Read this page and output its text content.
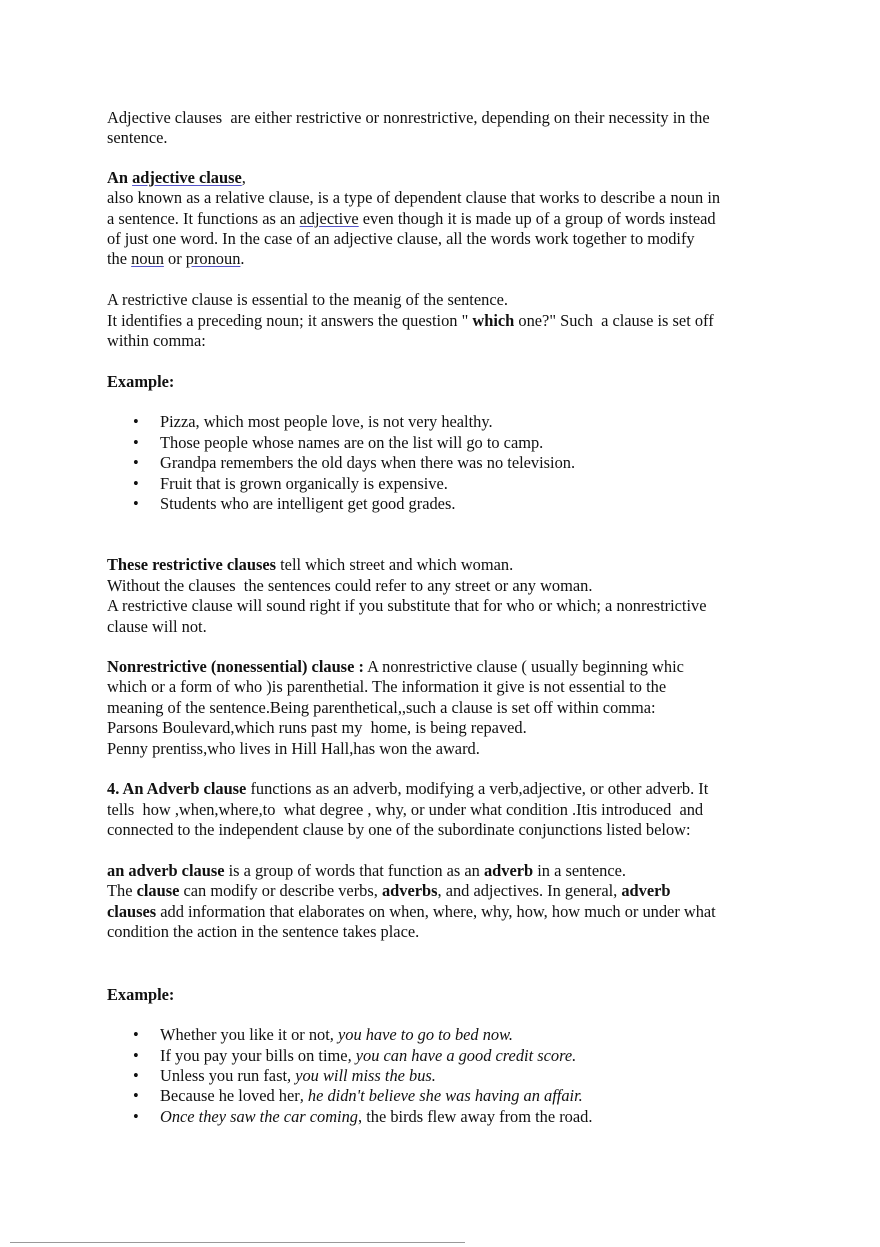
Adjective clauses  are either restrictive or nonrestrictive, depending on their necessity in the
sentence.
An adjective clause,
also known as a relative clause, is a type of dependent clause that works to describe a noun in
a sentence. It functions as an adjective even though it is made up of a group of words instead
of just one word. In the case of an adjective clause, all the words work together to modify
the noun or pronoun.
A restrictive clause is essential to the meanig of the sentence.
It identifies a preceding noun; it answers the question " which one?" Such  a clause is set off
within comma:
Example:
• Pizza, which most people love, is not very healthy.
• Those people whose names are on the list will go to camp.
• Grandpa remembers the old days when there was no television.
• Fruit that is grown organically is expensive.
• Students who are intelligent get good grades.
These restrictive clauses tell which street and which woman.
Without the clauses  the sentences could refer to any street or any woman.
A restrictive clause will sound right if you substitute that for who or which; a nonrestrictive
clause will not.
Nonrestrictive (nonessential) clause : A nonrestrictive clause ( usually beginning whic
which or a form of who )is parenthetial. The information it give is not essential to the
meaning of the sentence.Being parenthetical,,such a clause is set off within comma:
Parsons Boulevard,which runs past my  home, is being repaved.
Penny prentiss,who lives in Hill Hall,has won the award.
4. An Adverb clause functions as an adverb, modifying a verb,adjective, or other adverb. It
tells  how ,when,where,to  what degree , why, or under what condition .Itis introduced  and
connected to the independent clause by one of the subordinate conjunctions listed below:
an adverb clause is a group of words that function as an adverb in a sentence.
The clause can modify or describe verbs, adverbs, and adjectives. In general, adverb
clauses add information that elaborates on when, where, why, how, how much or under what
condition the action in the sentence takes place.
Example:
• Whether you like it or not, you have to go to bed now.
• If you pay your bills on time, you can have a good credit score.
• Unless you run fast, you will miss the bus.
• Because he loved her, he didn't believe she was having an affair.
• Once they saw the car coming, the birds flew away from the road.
...
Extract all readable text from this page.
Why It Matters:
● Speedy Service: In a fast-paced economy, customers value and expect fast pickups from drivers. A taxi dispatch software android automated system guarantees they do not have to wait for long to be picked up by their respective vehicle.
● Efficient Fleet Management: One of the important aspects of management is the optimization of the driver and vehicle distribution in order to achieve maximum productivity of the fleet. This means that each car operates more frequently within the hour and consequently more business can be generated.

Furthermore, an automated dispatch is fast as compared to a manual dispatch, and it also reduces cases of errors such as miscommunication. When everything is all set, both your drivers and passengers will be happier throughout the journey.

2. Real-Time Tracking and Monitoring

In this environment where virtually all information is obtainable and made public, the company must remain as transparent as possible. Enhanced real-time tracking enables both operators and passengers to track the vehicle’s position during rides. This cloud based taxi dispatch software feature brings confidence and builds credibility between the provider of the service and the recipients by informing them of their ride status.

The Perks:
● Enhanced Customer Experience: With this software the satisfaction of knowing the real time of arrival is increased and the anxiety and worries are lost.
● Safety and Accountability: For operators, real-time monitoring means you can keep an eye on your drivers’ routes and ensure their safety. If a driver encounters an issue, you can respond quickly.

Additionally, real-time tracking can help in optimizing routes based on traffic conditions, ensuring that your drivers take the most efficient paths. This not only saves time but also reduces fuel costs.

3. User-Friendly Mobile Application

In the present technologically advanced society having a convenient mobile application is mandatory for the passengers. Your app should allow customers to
--
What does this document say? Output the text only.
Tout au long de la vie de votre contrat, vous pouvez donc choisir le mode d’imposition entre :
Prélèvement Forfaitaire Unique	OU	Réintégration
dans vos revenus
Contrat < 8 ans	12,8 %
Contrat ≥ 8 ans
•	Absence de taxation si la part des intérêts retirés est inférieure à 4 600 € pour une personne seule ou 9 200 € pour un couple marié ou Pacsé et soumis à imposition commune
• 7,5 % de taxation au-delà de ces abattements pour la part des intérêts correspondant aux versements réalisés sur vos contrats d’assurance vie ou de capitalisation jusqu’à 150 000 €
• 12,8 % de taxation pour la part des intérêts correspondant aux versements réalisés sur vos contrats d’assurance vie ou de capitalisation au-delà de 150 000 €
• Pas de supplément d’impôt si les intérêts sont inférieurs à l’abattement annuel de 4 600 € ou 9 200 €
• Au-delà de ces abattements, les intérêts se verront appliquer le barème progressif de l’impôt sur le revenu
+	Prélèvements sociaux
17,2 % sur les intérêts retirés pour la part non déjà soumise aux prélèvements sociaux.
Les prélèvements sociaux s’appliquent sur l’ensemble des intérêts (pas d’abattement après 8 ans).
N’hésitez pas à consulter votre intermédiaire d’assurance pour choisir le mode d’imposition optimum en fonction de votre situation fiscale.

## The task
Within the listing above, find every line containing the string "capitalisation" and return it.

## Complete answer
• 7,5 % de taxation au-delà de ces abattements pour la part des intérêts correspondant aux versements réalisés sur vos contrats d’assurance vie ou de capitalisation jusqu’à 150 000 €
• 12,8 % de taxation pour la part des intérêts correspondant aux versements réalisés sur vos contrats d’assurance vie ou de capitalisation au-delà de 150 000 €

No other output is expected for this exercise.